§ **EXERCISE AIM**
Render the records, from their start through the line containing "The lines 38 is at (390, 170).", as a two-column CSV with the headers source_text and target_text. Give one row per record, placing its text and its answer each in a single quoted field with line breaks replaced by spaces.

§ **THE DATA**
********************

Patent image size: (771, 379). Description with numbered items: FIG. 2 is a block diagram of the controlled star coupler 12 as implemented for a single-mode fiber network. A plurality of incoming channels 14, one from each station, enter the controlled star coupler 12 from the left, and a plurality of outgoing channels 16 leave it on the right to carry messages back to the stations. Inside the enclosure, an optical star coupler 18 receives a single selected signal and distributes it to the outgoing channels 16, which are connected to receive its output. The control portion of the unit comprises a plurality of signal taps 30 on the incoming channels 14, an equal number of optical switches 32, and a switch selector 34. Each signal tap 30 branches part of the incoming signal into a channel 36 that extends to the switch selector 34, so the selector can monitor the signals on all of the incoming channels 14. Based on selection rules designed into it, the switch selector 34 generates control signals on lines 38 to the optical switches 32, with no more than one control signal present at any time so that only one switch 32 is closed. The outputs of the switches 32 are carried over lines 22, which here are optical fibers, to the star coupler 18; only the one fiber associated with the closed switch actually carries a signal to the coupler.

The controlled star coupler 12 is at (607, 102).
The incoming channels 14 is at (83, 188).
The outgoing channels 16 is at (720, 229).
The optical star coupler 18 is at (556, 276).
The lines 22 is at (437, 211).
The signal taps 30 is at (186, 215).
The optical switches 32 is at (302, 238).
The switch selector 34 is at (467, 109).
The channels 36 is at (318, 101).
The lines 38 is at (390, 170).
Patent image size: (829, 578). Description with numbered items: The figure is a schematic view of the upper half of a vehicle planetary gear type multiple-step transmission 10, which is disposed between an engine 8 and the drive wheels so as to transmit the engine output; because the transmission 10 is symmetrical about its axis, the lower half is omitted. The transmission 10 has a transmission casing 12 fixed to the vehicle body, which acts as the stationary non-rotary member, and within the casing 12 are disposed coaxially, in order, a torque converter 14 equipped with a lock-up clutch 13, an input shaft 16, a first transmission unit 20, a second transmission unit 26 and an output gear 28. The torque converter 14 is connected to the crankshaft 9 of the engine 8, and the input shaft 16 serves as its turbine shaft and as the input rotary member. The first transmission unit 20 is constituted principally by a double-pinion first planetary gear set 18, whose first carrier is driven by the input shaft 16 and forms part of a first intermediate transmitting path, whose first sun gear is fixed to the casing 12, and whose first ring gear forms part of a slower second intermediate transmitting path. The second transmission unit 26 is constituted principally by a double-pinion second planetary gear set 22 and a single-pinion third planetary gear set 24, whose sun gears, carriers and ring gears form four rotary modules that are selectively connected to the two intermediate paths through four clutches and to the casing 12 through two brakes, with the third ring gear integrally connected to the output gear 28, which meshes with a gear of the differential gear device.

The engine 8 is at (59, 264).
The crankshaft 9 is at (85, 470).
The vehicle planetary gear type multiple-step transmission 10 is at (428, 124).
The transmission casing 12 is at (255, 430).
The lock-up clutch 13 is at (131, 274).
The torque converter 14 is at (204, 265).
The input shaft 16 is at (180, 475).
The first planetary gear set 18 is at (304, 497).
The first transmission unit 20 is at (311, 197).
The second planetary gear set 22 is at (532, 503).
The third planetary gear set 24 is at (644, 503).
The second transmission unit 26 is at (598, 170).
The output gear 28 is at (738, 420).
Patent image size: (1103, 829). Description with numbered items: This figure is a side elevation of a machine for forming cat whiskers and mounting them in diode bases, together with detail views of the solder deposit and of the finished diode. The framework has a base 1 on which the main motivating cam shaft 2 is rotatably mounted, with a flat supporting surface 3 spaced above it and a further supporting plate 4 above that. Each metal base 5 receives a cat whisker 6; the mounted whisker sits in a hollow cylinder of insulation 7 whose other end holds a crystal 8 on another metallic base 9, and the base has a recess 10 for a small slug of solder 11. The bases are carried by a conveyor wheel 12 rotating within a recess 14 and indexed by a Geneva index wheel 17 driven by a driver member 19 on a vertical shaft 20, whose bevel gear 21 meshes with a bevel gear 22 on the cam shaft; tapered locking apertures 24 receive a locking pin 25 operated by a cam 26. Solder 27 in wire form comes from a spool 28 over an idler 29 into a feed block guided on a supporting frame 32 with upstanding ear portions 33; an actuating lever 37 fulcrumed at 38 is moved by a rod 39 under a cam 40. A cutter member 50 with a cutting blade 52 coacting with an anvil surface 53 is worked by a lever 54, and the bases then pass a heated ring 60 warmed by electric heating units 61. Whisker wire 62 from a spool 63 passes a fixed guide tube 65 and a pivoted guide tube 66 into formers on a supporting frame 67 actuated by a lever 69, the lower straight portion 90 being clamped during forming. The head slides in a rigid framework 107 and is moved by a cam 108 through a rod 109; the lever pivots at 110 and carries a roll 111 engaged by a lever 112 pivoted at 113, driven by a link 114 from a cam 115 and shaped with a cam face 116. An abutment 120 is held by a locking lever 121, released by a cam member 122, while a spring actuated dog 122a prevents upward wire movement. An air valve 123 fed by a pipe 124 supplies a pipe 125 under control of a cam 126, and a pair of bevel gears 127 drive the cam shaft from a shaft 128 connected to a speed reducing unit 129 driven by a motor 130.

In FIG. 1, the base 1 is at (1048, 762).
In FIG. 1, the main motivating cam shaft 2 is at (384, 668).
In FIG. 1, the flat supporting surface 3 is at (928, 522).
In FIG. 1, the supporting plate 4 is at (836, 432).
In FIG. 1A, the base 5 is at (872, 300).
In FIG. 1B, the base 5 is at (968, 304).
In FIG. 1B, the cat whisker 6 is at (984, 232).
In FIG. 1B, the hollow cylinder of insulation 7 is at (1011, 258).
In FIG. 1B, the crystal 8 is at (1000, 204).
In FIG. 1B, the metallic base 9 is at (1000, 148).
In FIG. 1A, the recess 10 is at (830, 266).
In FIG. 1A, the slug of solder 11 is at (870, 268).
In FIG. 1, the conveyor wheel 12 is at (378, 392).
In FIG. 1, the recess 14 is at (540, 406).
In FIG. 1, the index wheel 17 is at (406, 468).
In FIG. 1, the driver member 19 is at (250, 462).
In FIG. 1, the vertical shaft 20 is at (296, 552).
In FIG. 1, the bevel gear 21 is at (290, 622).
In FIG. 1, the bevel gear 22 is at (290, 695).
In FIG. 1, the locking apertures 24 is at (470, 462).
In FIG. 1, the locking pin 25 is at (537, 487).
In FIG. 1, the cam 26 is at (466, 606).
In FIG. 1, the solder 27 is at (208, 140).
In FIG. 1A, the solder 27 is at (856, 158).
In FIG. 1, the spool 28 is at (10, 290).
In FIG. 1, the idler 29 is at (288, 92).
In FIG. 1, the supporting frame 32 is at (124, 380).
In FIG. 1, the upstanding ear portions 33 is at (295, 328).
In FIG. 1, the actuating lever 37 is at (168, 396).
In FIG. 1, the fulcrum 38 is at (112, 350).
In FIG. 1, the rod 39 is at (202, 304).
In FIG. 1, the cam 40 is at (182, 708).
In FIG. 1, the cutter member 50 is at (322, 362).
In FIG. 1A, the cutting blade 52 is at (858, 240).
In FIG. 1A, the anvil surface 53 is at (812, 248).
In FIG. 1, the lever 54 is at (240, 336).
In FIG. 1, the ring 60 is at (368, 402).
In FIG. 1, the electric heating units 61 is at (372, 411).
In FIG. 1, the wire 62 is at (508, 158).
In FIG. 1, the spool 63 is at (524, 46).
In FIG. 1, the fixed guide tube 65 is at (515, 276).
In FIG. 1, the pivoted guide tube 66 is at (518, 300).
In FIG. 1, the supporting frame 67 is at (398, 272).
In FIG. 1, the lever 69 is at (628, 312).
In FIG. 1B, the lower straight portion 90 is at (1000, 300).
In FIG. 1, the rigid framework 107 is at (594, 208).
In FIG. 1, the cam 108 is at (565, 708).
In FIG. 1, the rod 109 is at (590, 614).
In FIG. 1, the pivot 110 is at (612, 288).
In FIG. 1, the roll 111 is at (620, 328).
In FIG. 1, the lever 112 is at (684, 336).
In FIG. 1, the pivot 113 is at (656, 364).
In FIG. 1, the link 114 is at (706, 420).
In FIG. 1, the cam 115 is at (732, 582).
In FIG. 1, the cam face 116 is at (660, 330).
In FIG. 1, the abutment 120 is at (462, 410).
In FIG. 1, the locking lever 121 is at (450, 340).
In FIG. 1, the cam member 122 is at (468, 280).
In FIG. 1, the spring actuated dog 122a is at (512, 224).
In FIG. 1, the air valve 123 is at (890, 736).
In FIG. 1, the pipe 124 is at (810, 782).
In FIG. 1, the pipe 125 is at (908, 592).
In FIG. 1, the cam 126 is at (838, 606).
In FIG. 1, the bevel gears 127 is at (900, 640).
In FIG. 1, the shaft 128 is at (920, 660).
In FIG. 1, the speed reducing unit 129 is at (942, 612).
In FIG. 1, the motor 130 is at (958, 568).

********************

§ **SOLUTION TO THE EXERCISE**
source_text,target_text
"Patent image size: (771, 379). Description with numbered items: FIG. 2 is a block diagram of the controlled star coupler 12 as implemented for a single-mode fiber network. A plurality of incoming channels 14, one from each station, enter the controlled star coupler 12 from the left, and a plurality of outgoing channels 16 leave it on the right to carry messages back to the stations. Inside the enclosure, an optical star coupler 18 receives a single selected signal and distributes it to the outgoing channels 16, which are connected to receive its output. The control portion of the unit comprises a plurality of signal taps 30 on the incoming channels 14, an equal number of optical switches 32, and a switch selector 34. Each signal tap 30 branches part of the incoming signal into a channel 36 that extends to the switch selector 34, so the selector can monitor the signals on all of the incoming channels 14. Based on selection rules designed into it, the switch selector 34 generates control signals on lines 38 to the optical switches 32, with no more than one control signal present at any time so that only one switch 32 is closed. The outputs of the switches 32 are carried over lines 22, which here are optical fibers, to the star coupler 18; only the one fiber associated with the closed switch actually carries a signal to the coupler.","The controlled star coupler 12 is at (607, 102). The incoming channels 14 is at (83, 188). The outgoing channels 16 is at (720, 229). The optical star coupler 18 is at (556, 276). The lines 22 is at (437, 211). The signal taps 30 is at (186, 215). The optical switches 32 is at (302, 238). The switch selector 34 is at (467, 109). The channels 36 is at (318, 101). The lines 38 is at (390, 170)."